## Exercise instructions
State the number of lines that hold the string "this", with nothing added.

## Source data

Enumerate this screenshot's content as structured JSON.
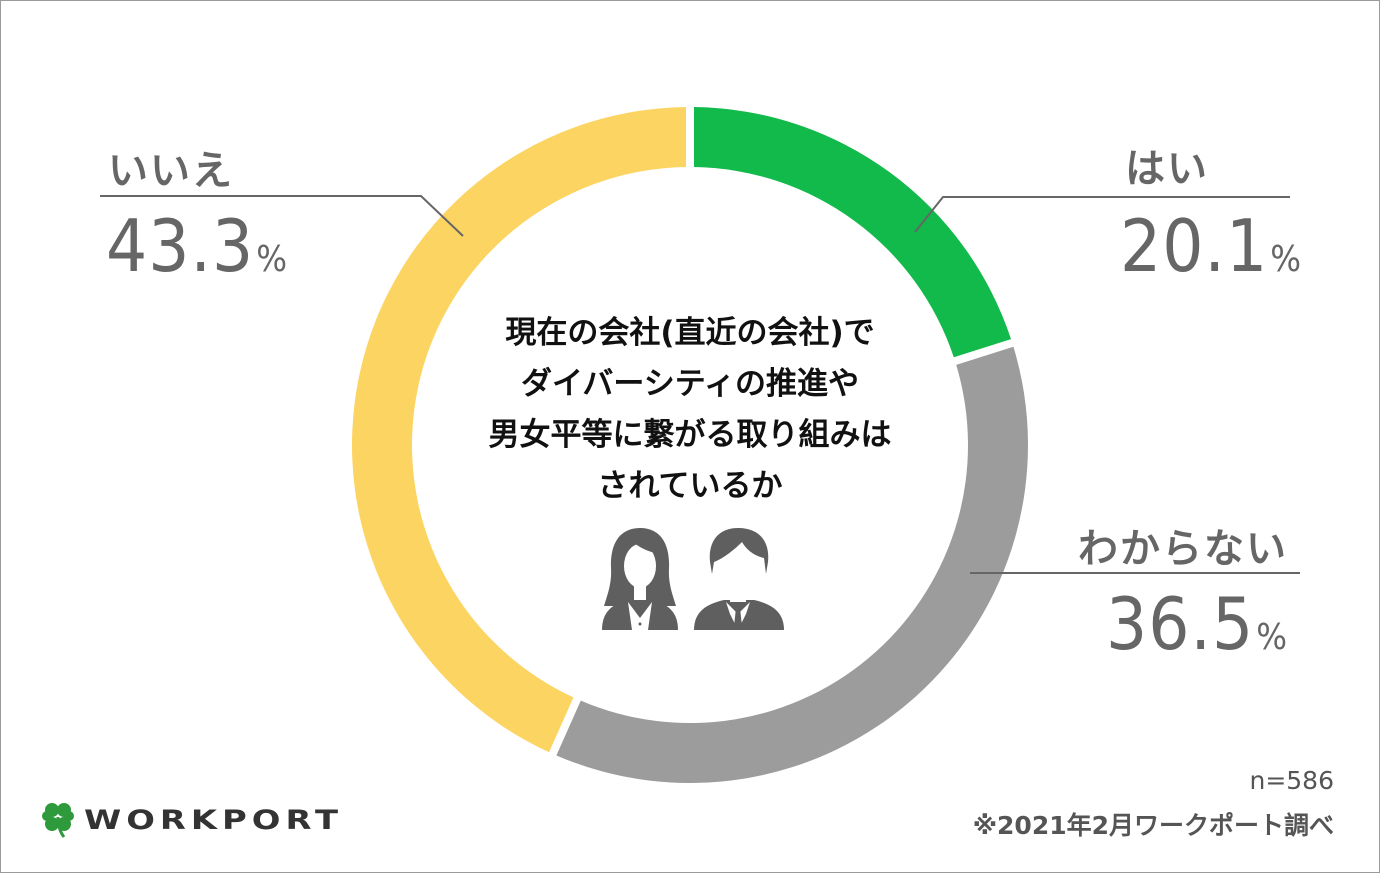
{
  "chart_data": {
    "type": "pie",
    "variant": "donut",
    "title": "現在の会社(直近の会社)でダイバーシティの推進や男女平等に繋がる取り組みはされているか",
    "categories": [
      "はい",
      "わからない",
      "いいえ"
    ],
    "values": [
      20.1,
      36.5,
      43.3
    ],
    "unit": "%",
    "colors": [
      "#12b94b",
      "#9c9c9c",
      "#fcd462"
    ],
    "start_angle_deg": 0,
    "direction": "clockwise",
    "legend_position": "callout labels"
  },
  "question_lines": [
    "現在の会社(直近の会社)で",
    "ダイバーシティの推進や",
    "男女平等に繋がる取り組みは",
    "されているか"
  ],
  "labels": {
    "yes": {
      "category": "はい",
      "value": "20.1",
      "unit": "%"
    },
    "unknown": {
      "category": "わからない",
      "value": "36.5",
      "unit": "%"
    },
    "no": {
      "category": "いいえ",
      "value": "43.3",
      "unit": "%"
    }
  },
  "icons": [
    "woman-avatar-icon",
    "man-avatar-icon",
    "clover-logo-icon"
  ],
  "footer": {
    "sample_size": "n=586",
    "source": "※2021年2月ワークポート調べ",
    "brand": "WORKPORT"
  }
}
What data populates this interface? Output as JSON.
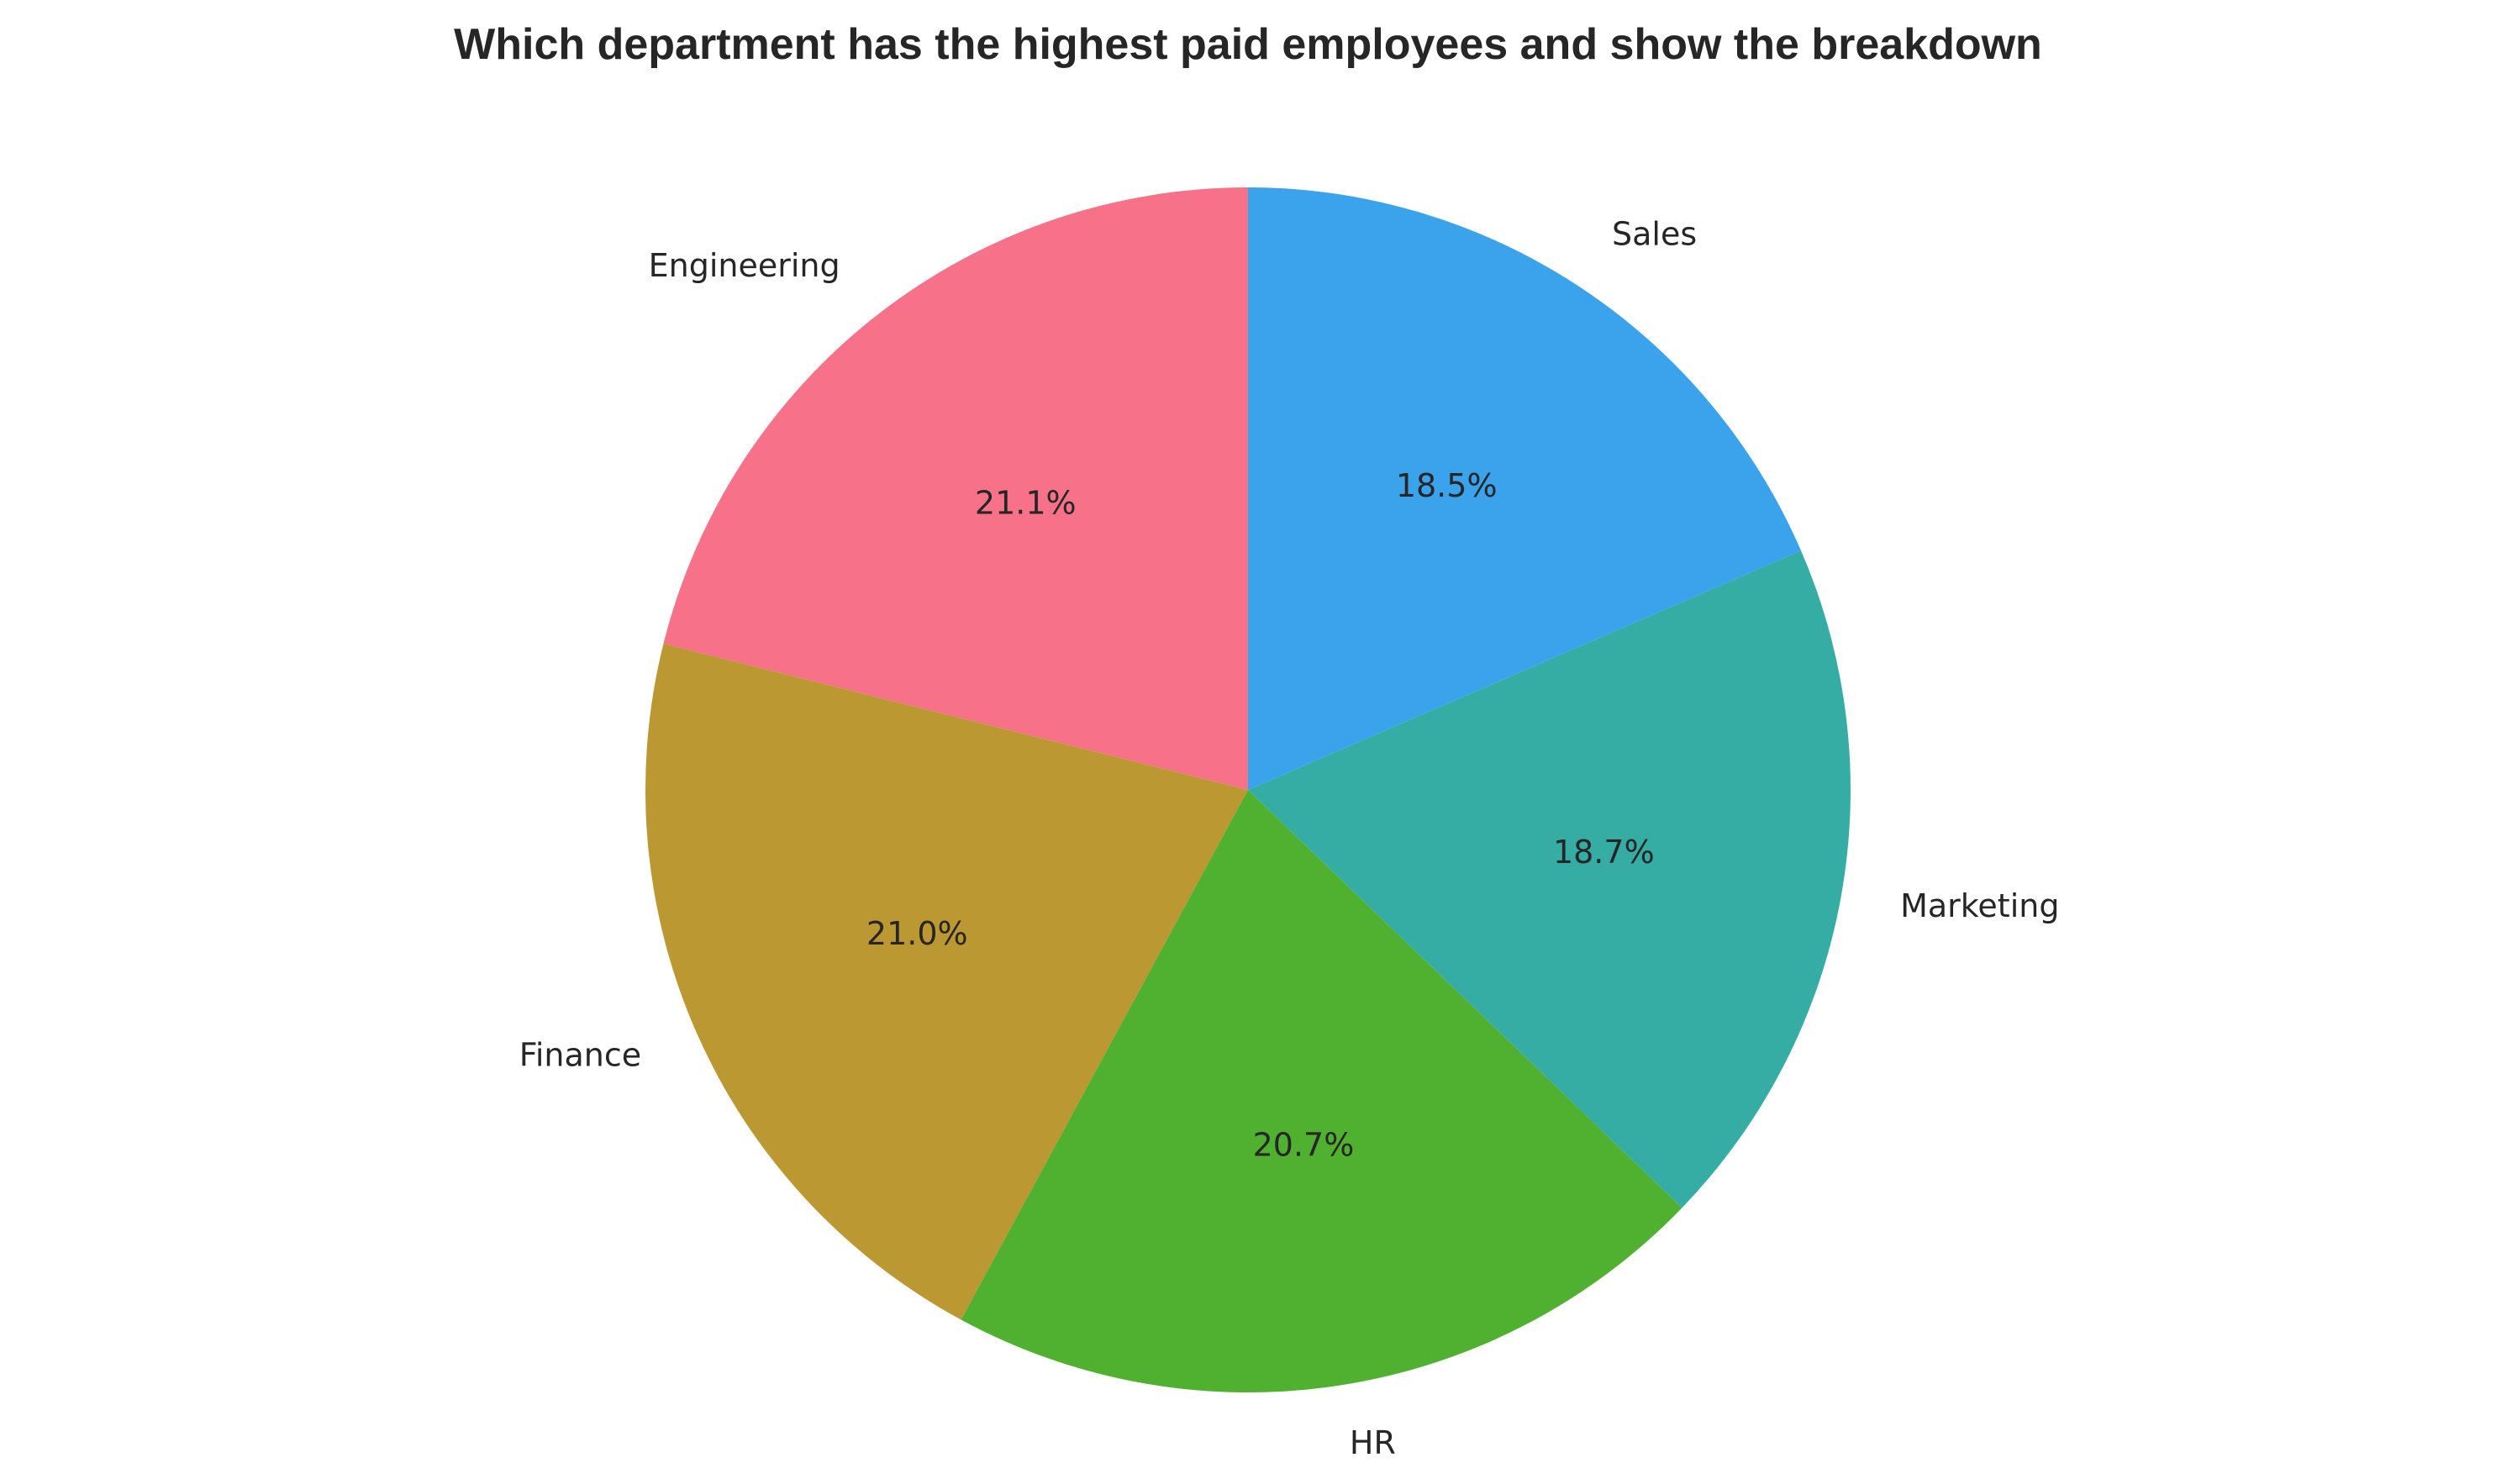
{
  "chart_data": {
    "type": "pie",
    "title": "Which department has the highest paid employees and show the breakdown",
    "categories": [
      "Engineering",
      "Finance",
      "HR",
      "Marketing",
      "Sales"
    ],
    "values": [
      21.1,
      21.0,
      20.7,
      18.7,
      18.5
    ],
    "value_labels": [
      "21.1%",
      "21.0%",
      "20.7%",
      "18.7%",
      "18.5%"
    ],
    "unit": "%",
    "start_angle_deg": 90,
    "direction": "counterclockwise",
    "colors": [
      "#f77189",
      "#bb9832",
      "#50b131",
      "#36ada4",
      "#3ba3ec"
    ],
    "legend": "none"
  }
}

## Exercise solution
2